## BEGIN DATA SHOWN

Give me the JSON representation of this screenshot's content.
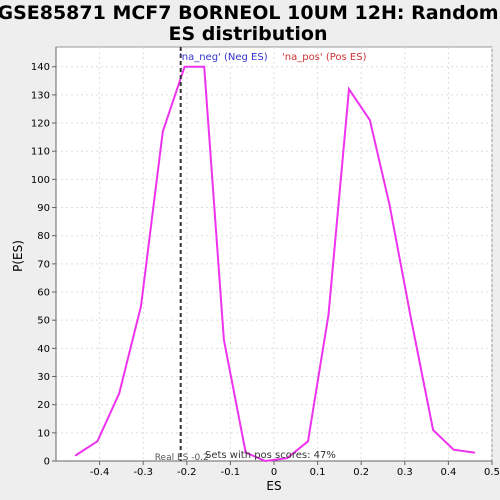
{
  "chart_data": {
    "type": "line",
    "title_line1": "GSE85871 MCF7 BORNEOL 10UM 12H: Random",
    "title_line2": "ES distribution",
    "xlabel": "ES",
    "ylabel": "P(ES)",
    "xlim": [
      -0.5,
      0.5
    ],
    "ylim": [
      0,
      147
    ],
    "x_ticks": [
      -0.4,
      -0.3,
      -0.2,
      -0.1,
      0.0,
      0.1,
      0.2,
      0.3,
      0.4,
      0.5
    ],
    "x_tick_labels": [
      "-0.4",
      "-0.3",
      "-0.2",
      "-0.1",
      "0",
      "0.1",
      "0.2",
      "0.3",
      "0.4",
      "0.5"
    ],
    "y_ticks": [
      0,
      10,
      20,
      30,
      40,
      50,
      60,
      70,
      80,
      90,
      100,
      110,
      120,
      130,
      140
    ],
    "y_tick_labels": [
      "0",
      "10",
      "20",
      "30",
      "40",
      "50",
      "60",
      "70",
      "80",
      "90",
      "100",
      "110",
      "120",
      "130",
      "140"
    ],
    "grid": true,
    "series": [
      {
        "color": "#ee33ee",
        "x": [
          -0.455,
          -0.405,
          -0.355,
          -0.305,
          -0.255,
          -0.205,
          -0.16,
          -0.115,
          -0.065,
          -0.02,
          0.03,
          0.078,
          0.125,
          0.172,
          0.22,
          0.265,
          0.315,
          0.365,
          0.412,
          0.46
        ],
        "y": [
          2,
          7,
          24,
          55,
          117,
          140,
          140,
          43,
          3,
          0,
          1,
          7,
          52,
          132,
          121,
          91,
          50,
          11,
          4,
          3
        ]
      }
    ],
    "real_es": -0.214,
    "real_es_label": "Real ES -0.2",
    "pos_scores_note": "Sets with pos scores: 47%",
    "legend_neg": "'na_neg' (Neg ES)",
    "legend_pos": "'na_pos' (Pos ES)",
    "colors": {
      "line": "#ee33ee",
      "legend_neg": "#3333cc",
      "legend_pos": "#cc3333",
      "marker": "#333333",
      "grid": "#dddddd",
      "plot_bg": "#ffffff",
      "page_bg": "#eeeeee"
    }
  }
}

## END DATA SHOWN

- _AIM OF THE EXERCISE_
Copy the listing exactly. Any image in it stays out of the copy.

- _REPLY_
Give me the JSON representation of this screenshot's content.
{
  "chart_data": {
    "type": "line",
    "title_line1": "GSE85871 MCF7 BORNEOL 10UM 12H: Random",
    "title_line2": "ES distribution",
    "xlabel": "ES",
    "ylabel": "P(ES)",
    "xlim": [
      -0.5,
      0.5
    ],
    "ylim": [
      0,
      147
    ],
    "x_ticks": [
      -0.4,
      -0.3,
      -0.2,
      -0.1,
      0.0,
      0.1,
      0.2,
      0.3,
      0.4,
      0.5
    ],
    "x_tick_labels": [
      "-0.4",
      "-0.3",
      "-0.2",
      "-0.1",
      "0",
      "0.1",
      "0.2",
      "0.3",
      "0.4",
      "0.5"
    ],
    "y_ticks": [
      0,
      10,
      20,
      30,
      40,
      50,
      60,
      70,
      80,
      90,
      100,
      110,
      120,
      130,
      140
    ],
    "y_tick_labels": [
      "0",
      "10",
      "20",
      "30",
      "40",
      "50",
      "60",
      "70",
      "80",
      "90",
      "100",
      "110",
      "120",
      "130",
      "140"
    ],
    "grid": true,
    "series": [
      {
        "color": "#ee33ee",
        "x": [
          -0.455,
          -0.405,
          -0.355,
          -0.305,
          -0.255,
          -0.205,
          -0.16,
          -0.115,
          -0.065,
          -0.02,
          0.03,
          0.078,
          0.125,
          0.172,
          0.22,
          0.265,
          0.315,
          0.365,
          0.412,
          0.46
        ],
        "y": [
          2,
          7,
          24,
          55,
          117,
          140,
          140,
          43,
          3,
          0,
          1,
          7,
          52,
          132,
          121,
          91,
          50,
          11,
          4,
          3
        ]
      }
    ],
    "real_es": -0.214,
    "real_es_label": "Real ES -0.2",
    "pos_scores_note": "Sets with pos scores: 47%",
    "legend_neg": "'na_neg' (Neg ES)",
    "legend_pos": "'na_pos' (Pos ES)",
    "colors": {
      "line": "#ee33ee",
      "legend_neg": "#3333cc",
      "legend_pos": "#cc3333",
      "marker": "#333333",
      "grid": "#dddddd",
      "plot_bg": "#ffffff",
      "page_bg": "#eeeeee"
    }
  }
}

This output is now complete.